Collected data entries
• • • • • • •

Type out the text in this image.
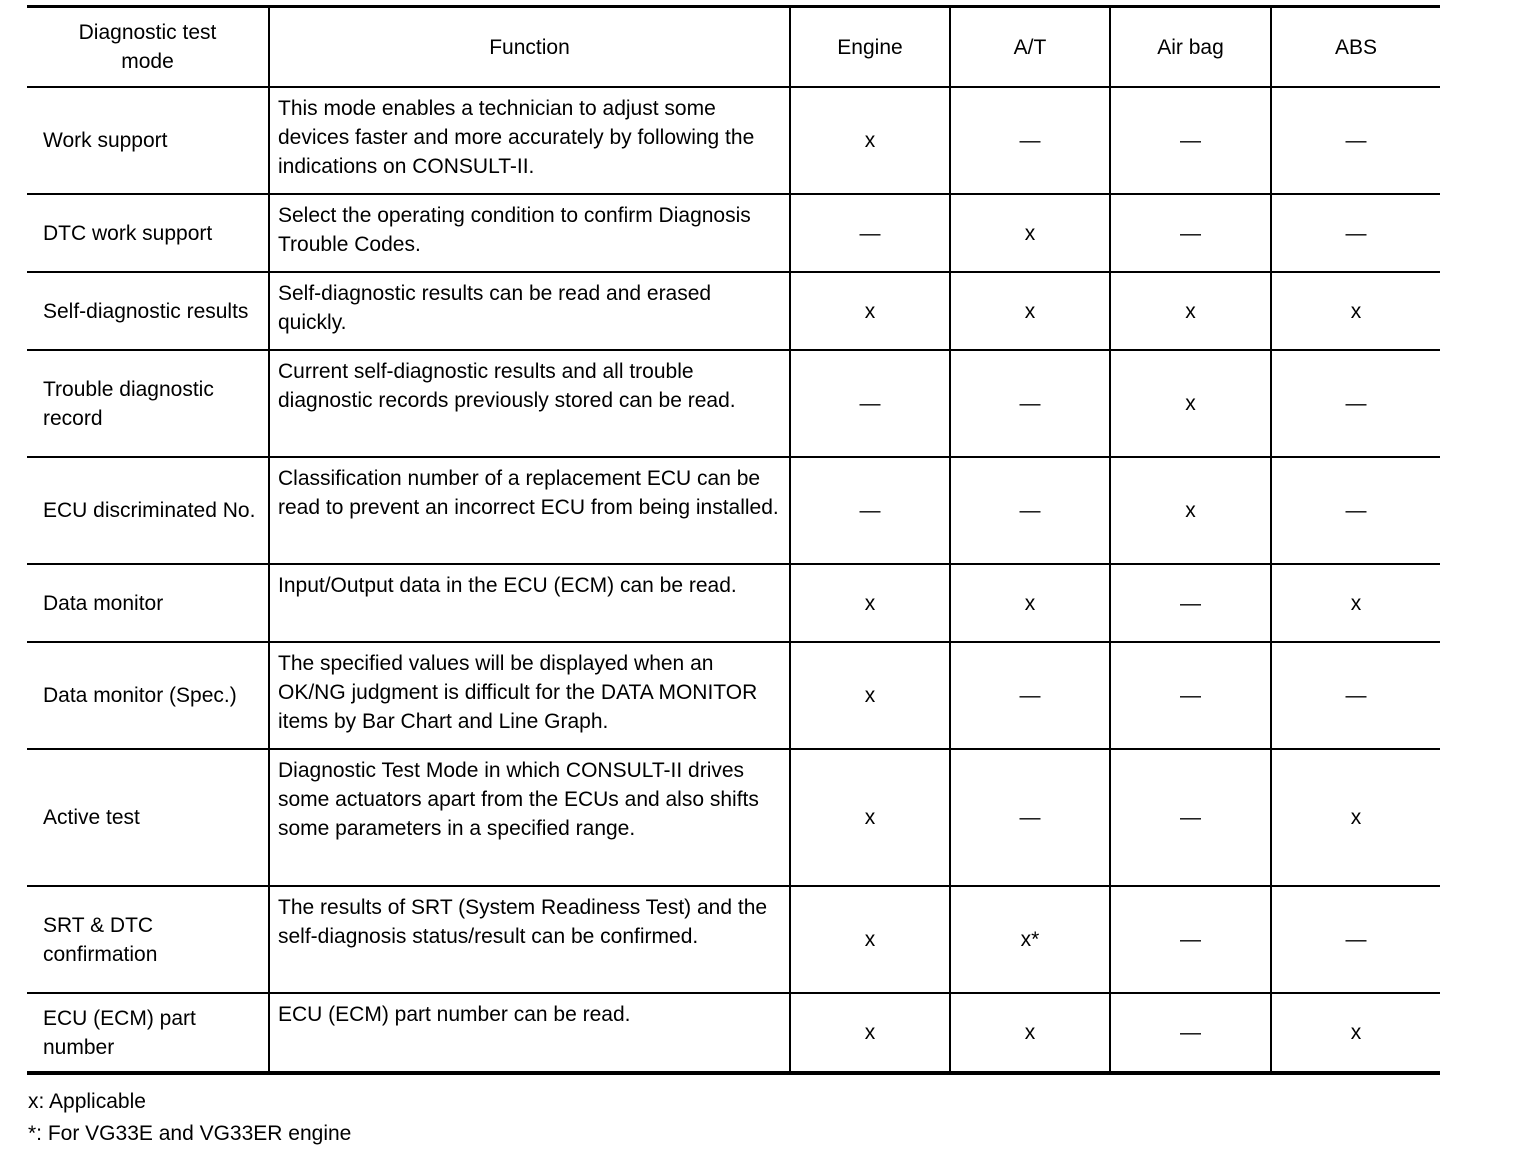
Diagnostic test mode	Function	Engine	A/T	Air bag	ABS
Work support	This mode enables a technician to adjust some devices faster and more accurately by following the indications on CONSULT-II.	x	—	—	—
DTC work support	Select the operating condition to confirm Diagnosis Trouble Codes.	—	x	—	—
Self-diagnostic results	Self-diagnostic results can be read and erased quickly.	x	x	x	x
Trouble diagnostic record	Current self-diagnostic results and all trouble diagnostic records previously stored can be read.	—	—	x	—
ECU discriminated No.	Classification number of a replacement ECU can be read to prevent an incorrect ECU from being installed.	—	—	x	—
Data monitor	Input/Output data in the ECU (ECM) can be read.	x	x	—	x
Data monitor (Spec.)	The specified values will be displayed when an OK/NG judgment is difficult for the DATA MONITOR items by Bar Chart and Line Graph.	x	—	—	—
Active test	Diagnostic Test Mode in which CONSULT-II drives some actuators apart from the ECUs and also shifts some parameters in a specified range.	x	—	—	x
SRT & DTC confirmation	The results of SRT (System Readiness Test) and the self-diagnosis status/result can be confirmed.	x	x*	—	—
ECU (ECM) part number	ECU (ECM) part number can be read.	x	x	—	x
x: Applicable
*: For VG33E and VG33ER engine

• • • • • • •

#### Short task:
Retype every entry verbatim and exclude the pictures from the copy.

#### Response for this exercise:
Type out the text in this image.
Diagnostic test mode	Function	Engine	A/T	Air bag	ABS
Work support	This mode enables a technician to adjust some devices faster and more accurately by following the indications on CONSULT-II.	x	—	—	—
DTC work support	Select the operating condition to confirm Diagnosis Trouble Codes.	—	x	—	—
Self-diagnostic results	Self-diagnostic results can be read and erased quickly.	x	x	x	x
Trouble diagnostic record	Current self-diagnostic results and all trouble diagnostic records previously stored can be read.	—	—	x	—
ECU discriminated No.	Classification number of a replacement ECU can be read to prevent an incorrect ECU from being installed.	—	—	x	—
Data monitor	Input/Output data in the ECU (ECM) can be read.	x	x	—	x
Data monitor (Spec.)	The specified values will be displayed when an OK/NG judgment is difficult for the DATA MONITOR items by Bar Chart and Line Graph.	x	—	—	—
Active test	Diagnostic Test Mode in which CONSULT-II drives some actuators apart from the ECUs and also shifts some parameters in a specified range.	x	—	—	x
SRT & DTC confirmation	The results of SRT (System Readiness Test) and the self-diagnosis status/result can be confirmed.	x	x*	—	—
ECU (ECM) part number	ECU (ECM) part number can be read.	x	x	—	x
x: Applicable
*: For VG33E and VG33ER engine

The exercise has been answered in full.